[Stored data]
------------------------------------

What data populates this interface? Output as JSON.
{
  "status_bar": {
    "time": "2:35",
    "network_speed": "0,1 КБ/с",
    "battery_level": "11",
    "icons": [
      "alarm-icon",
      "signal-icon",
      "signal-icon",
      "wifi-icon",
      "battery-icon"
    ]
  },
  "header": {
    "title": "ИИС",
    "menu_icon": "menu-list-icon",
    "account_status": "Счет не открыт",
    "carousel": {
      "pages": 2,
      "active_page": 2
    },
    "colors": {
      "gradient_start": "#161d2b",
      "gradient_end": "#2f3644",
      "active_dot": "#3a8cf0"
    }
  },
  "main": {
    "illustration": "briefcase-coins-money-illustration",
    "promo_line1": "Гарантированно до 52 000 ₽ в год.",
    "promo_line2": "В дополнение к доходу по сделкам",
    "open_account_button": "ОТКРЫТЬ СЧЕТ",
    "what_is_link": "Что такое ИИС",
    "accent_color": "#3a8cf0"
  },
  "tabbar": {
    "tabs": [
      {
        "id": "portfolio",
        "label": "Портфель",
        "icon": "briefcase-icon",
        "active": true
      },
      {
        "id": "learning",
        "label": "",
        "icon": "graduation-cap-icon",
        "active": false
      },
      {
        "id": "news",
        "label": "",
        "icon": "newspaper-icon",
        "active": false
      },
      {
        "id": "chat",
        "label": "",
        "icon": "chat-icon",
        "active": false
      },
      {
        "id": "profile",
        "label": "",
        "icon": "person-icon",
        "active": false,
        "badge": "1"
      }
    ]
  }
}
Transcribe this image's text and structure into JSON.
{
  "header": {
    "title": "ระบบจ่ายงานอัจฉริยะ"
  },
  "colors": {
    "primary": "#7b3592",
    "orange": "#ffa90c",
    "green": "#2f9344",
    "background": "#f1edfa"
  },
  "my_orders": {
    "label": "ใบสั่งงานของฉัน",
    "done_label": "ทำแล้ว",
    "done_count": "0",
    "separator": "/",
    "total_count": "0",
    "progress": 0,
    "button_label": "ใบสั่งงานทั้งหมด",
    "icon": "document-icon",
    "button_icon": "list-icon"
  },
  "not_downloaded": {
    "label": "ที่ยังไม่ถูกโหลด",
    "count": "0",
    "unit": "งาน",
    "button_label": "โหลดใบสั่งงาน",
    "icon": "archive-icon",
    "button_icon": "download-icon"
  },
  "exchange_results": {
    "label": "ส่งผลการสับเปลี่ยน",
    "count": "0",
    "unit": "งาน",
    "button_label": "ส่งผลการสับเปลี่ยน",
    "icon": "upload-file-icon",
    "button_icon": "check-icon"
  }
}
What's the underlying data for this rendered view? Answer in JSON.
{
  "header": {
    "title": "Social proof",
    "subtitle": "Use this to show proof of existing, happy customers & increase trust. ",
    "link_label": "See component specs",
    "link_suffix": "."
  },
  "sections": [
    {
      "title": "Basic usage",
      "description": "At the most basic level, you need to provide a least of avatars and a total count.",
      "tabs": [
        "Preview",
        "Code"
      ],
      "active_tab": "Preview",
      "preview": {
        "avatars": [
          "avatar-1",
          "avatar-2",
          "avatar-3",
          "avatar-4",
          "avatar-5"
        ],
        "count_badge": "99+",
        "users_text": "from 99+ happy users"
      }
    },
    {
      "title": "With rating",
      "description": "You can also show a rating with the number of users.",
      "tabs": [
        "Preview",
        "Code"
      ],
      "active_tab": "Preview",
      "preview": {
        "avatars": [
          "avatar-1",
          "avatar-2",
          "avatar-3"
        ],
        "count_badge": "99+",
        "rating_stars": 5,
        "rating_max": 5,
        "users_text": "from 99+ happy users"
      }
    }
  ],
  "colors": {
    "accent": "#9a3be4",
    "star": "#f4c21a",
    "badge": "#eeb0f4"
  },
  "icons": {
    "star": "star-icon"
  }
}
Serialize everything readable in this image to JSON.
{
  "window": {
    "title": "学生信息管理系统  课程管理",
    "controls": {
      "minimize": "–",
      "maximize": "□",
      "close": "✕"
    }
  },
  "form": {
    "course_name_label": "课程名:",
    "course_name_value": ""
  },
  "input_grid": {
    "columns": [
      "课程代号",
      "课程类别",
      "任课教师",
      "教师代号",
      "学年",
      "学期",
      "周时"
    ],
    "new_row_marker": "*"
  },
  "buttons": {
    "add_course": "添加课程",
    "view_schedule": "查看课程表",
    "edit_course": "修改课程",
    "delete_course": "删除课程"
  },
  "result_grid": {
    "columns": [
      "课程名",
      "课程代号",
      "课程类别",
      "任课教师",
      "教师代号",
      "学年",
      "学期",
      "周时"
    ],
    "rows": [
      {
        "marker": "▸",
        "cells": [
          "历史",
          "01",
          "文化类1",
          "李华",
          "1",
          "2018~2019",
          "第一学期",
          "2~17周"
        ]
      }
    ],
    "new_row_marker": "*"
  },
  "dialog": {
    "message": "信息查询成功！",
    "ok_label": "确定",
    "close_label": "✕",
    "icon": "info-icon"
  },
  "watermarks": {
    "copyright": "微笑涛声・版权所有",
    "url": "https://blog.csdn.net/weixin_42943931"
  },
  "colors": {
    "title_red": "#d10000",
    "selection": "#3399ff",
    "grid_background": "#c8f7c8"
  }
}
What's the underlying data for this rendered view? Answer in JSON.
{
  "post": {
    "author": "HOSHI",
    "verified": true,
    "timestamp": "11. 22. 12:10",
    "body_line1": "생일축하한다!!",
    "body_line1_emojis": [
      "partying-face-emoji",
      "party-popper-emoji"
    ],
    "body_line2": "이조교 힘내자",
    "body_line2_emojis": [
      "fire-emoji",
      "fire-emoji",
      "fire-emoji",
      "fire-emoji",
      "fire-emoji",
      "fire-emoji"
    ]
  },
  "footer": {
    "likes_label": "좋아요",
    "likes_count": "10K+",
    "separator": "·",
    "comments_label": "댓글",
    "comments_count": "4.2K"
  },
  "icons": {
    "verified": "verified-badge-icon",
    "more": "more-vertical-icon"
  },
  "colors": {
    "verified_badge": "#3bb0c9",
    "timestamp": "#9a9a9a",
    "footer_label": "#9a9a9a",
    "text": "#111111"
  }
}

------------------------------------

The request = Output the entries verbatim.

Right answer =
What data populates this interface? Output as JSON.
{
  "status_bar": {
    "time": "2:35",
    "network_speed": "0,1 КБ/с",
    "battery_level": "11",
    "icons": [
      "alarm-icon",
      "signal-icon",
      "signal-icon",
      "wifi-icon",
      "battery-icon"
    ]
  },
  "header": {
    "title": "ИИС",
    "menu_icon": "menu-list-icon",
    "account_status": "Счет не открыт",
    "carousel": {
      "pages": 2,
      "active_page": 2
    },
    "colors": {
      "gradient_start": "#161d2b",
      "gradient_end": "#2f3644",
      "active_dot": "#3a8cf0"
    }
  },
  "main": {
    "illustration": "briefcase-coins-money-illustration",
    "promo_line1": "Гарантированно до 52 000 ₽ в год.",
    "promo_line2": "В дополнение к доходу по сделкам",
    "open_account_button": "ОТКРЫТЬ СЧЕТ",
    "what_is_link": "Что такое ИИС",
    "accent_color": "#3a8cf0"
  },
  "tabbar": {
    "tabs": [
      {
        "id": "portfolio",
        "label": "Портфель",
        "icon": "briefcase-icon",
        "active": true
      },
      {
        "id": "learning",
        "label": "",
        "icon": "graduation-cap-icon",
        "active": false
      },
      {
        "id": "news",
        "label": "",
        "icon": "newspaper-icon",
        "active": false
      },
      {
        "id": "chat",
        "label": "",
        "icon": "chat-icon",
        "active": false
      },
      {
        "id": "profile",
        "label": "",
        "icon": "person-icon",
        "active": false,
        "badge": "1"
      }
    ]
  }
}
Transcribe this image's text and structure into JSON.
{
  "header": {
    "title": "ระบบจ่ายงานอัจฉริยะ"
  },
  "colors": {
    "primary": "#7b3592",
    "orange": "#ffa90c",
    "green": "#2f9344",
    "background": "#f1edfa"
  },
  "my_orders": {
    "label": "ใบสั่งงานของฉัน",
    "done_label": "ทำแล้ว",
    "done_count": "0",
    "separator": "/",
    "total_count": "0",
    "progress": 0,
    "button_label": "ใบสั่งงานทั้งหมด",
    "icon": "document-icon",
    "button_icon": "list-icon"
  },
  "not_downloaded": {
    "label": "ที่ยังไม่ถูกโหลด",
    "count": "0",
    "unit": "งาน",
    "button_label": "โหลดใบสั่งงาน",
    "icon": "archive-icon",
    "button_icon": "download-icon"
  },
  "exchange_results": {
    "label": "ส่งผลการสับเปลี่ยน",
    "count": "0",
    "unit": "งาน",
    "button_label": "ส่งผลการสับเปลี่ยน",
    "icon": "upload-file-icon",
    "button_icon": "check-icon"
  }
}
What's the underlying data for this rendered view? Answer in JSON.
{
  "header": {
    "title": "Social proof",
    "subtitle": "Use this to show proof of existing, happy customers & increase trust. ",
    "link_label": "See component specs",
    "link_suffix": "."
  },
  "sections": [
    {
      "title": "Basic usage",
      "description": "At the most basic level, you need to provide a least of avatars and a total count.",
      "tabs": [
        "Preview",
        "Code"
      ],
      "active_tab": "Preview",
      "preview": {
        "avatars": [
          "avatar-1",
          "avatar-2",
          "avatar-3",
          "avatar-4",
          "avatar-5"
        ],
        "count_badge": "99+",
        "users_text": "from 99+ happy users"
      }
    },
    {
      "title": "With rating",
      "description": "You can also show a rating with the number of users.",
      "tabs": [
        "Preview",
        "Code"
      ],
      "active_tab": "Preview",
      "preview": {
        "avatars": [
          "avatar-1",
          "avatar-2",
          "avatar-3"
        ],
        "count_badge": "99+",
        "rating_stars": 5,
        "rating_max": 5,
        "users_text": "from 99+ happy users"
      }
    }
  ],
  "colors": {
    "accent": "#9a3be4",
    "star": "#f4c21a",
    "badge": "#eeb0f4"
  },
  "icons": {
    "star": "star-icon"
  }
}
Serialize everything readable in this image to JSON.
{
  "window": {
    "title": "学生信息管理系统  课程管理",
    "controls": {
      "minimize": "–",
      "maximize": "□",
      "close": "✕"
    }
  },
  "form": {
    "course_name_label": "课程名:",
    "course_name_value": ""
  },
  "input_grid": {
    "columns": [
      "课程代号",
      "课程类别",
      "任课教师",
      "教师代号",
      "学年",
      "学期",
      "周时"
    ],
    "new_row_marker": "*"
  },
  "buttons": {
    "add_course": "添加课程",
    "view_schedule": "查看课程表",
    "edit_course": "修改课程",
    "delete_course": "删除课程"
  },
  "result_grid": {
    "columns": [
      "课程名",
      "课程代号",
      "课程类别",
      "任课教师",
      "教师代号",
      "学年",
      "学期",
      "周时"
    ],
    "rows": [
      {
        "marker": "▸",
        "cells": [
          "历史",
          "01",
          "文化类1",
          "李华",
          "1",
          "2018~2019",
          "第一学期",
          "2~17周"
        ]
      }
    ],
    "new_row_marker": "*"
  },
  "dialog": {
    "message": "信息查询成功！",
    "ok_label": "确定",
    "close_label": "✕",
    "icon": "info-icon"
  },
  "watermarks": {
    "copyright": "微笑涛声・版权所有",
    "url": "https://blog.csdn.net/weixin_42943931"
  },
  "colors": {
    "title_red": "#d10000",
    "selection": "#3399ff",
    "grid_background": "#c8f7c8"
  }
}
What's the underlying data for this rendered view? Answer in JSON.
{
  "post": {
    "author": "HOSHI",
    "verified": true,
    "timestamp": "11. 22. 12:10",
    "body_line1": "생일축하한다!!",
    "body_line1_emojis": [
      "partying-face-emoji",
      "party-popper-emoji"
    ],
    "body_line2": "이조교 힘내자",
    "body_line2_emojis": [
      "fire-emoji",
      "fire-emoji",
      "fire-emoji",
      "fire-emoji",
      "fire-emoji",
      "fire-emoji"
    ]
  },
  "footer": {
    "likes_label": "좋아요",
    "likes_count": "10K+",
    "separator": "·",
    "comments_label": "댓글",
    "comments_count": "4.2K"
  },
  "icons": {
    "verified": "verified-badge-icon",
    "more": "more-vertical-icon"
  },
  "colors": {
    "verified_badge": "#3bb0c9",
    "timestamp": "#9a9a9a",
    "footer_label": "#9a9a9a",
    "text": "#111111"
  }
}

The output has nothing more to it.